> _EXERCISE DETAILS_: Check every line below for the word "Herangehensweise" and show those that hold it.

## Start RECORDS SHOWN

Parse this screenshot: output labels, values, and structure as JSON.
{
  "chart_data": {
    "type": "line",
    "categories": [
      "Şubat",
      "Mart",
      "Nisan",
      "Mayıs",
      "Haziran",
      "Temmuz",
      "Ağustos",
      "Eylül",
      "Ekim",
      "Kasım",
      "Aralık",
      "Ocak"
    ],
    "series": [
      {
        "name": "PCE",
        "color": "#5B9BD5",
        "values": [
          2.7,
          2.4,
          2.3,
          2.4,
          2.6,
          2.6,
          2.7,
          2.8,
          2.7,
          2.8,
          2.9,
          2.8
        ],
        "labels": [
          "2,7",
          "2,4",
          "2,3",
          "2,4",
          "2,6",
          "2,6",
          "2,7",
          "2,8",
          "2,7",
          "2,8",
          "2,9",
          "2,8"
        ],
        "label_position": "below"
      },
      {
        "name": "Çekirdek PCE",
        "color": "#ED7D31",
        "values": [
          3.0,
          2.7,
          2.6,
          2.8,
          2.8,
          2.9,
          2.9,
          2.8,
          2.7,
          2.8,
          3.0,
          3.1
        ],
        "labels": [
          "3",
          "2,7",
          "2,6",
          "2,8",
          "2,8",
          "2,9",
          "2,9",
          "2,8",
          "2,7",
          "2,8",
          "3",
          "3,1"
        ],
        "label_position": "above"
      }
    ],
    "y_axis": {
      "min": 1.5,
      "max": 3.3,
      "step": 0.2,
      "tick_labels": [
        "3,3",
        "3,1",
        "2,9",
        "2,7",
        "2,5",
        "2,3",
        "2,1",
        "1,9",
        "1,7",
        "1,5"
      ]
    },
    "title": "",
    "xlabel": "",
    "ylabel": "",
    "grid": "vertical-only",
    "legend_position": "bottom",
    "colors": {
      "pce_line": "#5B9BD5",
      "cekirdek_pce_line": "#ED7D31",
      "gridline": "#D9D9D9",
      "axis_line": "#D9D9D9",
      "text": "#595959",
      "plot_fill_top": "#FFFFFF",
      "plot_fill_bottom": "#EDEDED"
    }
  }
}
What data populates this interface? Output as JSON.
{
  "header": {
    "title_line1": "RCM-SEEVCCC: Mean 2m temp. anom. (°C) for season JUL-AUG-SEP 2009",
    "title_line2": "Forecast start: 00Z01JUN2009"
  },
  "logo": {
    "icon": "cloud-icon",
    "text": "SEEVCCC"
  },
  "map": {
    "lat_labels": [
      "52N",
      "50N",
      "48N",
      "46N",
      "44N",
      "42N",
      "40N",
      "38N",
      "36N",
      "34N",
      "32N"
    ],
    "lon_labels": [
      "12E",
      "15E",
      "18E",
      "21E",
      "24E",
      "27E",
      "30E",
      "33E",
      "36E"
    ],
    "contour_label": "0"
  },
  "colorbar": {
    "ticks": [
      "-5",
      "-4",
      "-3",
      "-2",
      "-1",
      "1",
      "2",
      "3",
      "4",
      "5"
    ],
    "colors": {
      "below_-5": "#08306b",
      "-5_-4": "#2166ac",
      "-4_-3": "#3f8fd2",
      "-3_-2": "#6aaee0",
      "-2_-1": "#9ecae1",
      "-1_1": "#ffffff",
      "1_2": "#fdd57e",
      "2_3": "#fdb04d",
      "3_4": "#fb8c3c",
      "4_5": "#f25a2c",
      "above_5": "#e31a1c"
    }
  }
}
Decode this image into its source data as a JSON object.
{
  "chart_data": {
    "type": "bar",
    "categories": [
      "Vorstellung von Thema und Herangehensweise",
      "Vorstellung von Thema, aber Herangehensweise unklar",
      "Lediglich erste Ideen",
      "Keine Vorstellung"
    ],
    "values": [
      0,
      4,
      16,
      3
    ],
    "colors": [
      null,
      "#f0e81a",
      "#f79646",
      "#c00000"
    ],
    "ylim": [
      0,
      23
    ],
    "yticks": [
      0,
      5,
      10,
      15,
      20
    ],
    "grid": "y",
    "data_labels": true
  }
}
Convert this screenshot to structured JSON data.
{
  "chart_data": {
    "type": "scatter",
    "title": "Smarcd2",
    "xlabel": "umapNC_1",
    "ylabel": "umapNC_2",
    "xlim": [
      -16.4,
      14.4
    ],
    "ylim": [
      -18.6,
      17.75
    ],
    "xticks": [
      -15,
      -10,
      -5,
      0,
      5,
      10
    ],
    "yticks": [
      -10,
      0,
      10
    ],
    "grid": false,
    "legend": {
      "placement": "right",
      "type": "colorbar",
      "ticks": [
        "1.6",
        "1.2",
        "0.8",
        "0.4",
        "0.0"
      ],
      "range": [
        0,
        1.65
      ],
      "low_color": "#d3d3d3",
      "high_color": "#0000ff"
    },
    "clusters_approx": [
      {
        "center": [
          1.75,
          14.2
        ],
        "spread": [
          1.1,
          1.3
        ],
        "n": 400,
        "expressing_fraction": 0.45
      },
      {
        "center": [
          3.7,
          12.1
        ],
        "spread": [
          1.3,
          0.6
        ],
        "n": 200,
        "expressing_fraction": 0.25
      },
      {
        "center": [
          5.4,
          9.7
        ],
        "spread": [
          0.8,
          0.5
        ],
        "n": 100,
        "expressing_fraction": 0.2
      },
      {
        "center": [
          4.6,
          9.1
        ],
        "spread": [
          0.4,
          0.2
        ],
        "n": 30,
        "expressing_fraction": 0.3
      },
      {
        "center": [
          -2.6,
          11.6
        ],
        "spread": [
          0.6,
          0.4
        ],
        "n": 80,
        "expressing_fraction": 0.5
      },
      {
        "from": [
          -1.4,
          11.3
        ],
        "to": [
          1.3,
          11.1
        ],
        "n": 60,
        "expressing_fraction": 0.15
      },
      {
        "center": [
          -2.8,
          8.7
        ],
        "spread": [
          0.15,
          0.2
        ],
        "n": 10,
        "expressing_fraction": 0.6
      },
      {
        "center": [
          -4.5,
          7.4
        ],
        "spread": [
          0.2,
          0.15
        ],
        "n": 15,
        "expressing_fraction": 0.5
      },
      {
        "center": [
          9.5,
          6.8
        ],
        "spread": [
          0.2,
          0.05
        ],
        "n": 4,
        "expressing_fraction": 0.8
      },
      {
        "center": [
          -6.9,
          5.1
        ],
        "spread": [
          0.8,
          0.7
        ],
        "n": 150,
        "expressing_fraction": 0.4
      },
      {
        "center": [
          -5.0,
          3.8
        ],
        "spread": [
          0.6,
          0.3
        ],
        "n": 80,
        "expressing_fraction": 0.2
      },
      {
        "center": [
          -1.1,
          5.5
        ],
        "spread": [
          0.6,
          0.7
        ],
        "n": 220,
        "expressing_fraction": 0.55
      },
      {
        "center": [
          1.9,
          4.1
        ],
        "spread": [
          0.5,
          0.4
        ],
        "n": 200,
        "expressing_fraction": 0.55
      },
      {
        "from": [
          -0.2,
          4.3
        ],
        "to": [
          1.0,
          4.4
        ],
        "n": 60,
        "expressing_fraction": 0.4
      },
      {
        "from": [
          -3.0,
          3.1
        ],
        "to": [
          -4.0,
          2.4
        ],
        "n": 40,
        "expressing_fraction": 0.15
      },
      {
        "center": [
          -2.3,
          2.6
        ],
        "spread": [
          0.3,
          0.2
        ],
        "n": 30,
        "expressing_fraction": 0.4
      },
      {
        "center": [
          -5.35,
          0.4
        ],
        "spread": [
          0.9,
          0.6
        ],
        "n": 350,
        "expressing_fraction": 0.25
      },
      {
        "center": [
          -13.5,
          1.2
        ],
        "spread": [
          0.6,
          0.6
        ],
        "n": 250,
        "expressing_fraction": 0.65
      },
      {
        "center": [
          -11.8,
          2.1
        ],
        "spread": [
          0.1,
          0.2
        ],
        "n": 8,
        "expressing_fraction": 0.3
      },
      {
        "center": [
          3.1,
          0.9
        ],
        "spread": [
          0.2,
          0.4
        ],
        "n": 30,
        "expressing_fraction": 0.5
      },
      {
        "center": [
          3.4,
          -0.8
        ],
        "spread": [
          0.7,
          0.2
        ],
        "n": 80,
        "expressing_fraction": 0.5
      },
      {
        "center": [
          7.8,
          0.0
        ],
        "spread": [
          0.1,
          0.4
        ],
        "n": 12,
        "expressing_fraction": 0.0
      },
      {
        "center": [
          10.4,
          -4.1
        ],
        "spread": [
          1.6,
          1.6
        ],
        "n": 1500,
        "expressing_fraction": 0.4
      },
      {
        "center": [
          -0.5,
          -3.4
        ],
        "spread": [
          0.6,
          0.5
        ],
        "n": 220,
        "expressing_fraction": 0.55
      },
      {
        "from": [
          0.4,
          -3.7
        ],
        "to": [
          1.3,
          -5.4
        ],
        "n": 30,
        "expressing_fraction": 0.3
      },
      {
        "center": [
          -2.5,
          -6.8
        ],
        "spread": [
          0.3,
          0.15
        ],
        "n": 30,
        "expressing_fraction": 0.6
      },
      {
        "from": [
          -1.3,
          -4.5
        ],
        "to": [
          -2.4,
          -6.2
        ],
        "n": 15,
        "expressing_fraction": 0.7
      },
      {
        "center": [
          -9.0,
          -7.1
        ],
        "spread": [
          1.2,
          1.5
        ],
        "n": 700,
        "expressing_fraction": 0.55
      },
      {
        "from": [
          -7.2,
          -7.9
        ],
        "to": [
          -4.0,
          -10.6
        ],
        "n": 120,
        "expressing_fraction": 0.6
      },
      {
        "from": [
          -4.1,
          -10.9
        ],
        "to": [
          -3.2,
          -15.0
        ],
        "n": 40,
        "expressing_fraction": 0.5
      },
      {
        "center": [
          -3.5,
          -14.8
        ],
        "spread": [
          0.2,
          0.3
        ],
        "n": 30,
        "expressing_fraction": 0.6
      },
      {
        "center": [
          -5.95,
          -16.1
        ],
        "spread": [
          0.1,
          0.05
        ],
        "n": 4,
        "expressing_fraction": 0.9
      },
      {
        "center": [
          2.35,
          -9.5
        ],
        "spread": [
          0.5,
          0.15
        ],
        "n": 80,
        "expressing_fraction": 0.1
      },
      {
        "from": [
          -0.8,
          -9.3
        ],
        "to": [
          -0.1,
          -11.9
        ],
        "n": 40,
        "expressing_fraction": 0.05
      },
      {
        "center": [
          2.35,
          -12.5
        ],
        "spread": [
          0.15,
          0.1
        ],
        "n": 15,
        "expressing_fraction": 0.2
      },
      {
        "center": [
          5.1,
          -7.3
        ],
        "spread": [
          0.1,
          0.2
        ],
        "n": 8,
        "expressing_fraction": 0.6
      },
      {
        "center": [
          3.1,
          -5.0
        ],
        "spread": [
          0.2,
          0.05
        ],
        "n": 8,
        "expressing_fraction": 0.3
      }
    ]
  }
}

## End RECORDS SHOWN

> _OUTPUT FOR THIS TASK_:
      "Vorstellung von Thema und Herangehensweise",
      "Vorstellung von Thema, aber Herangehensweise unklar",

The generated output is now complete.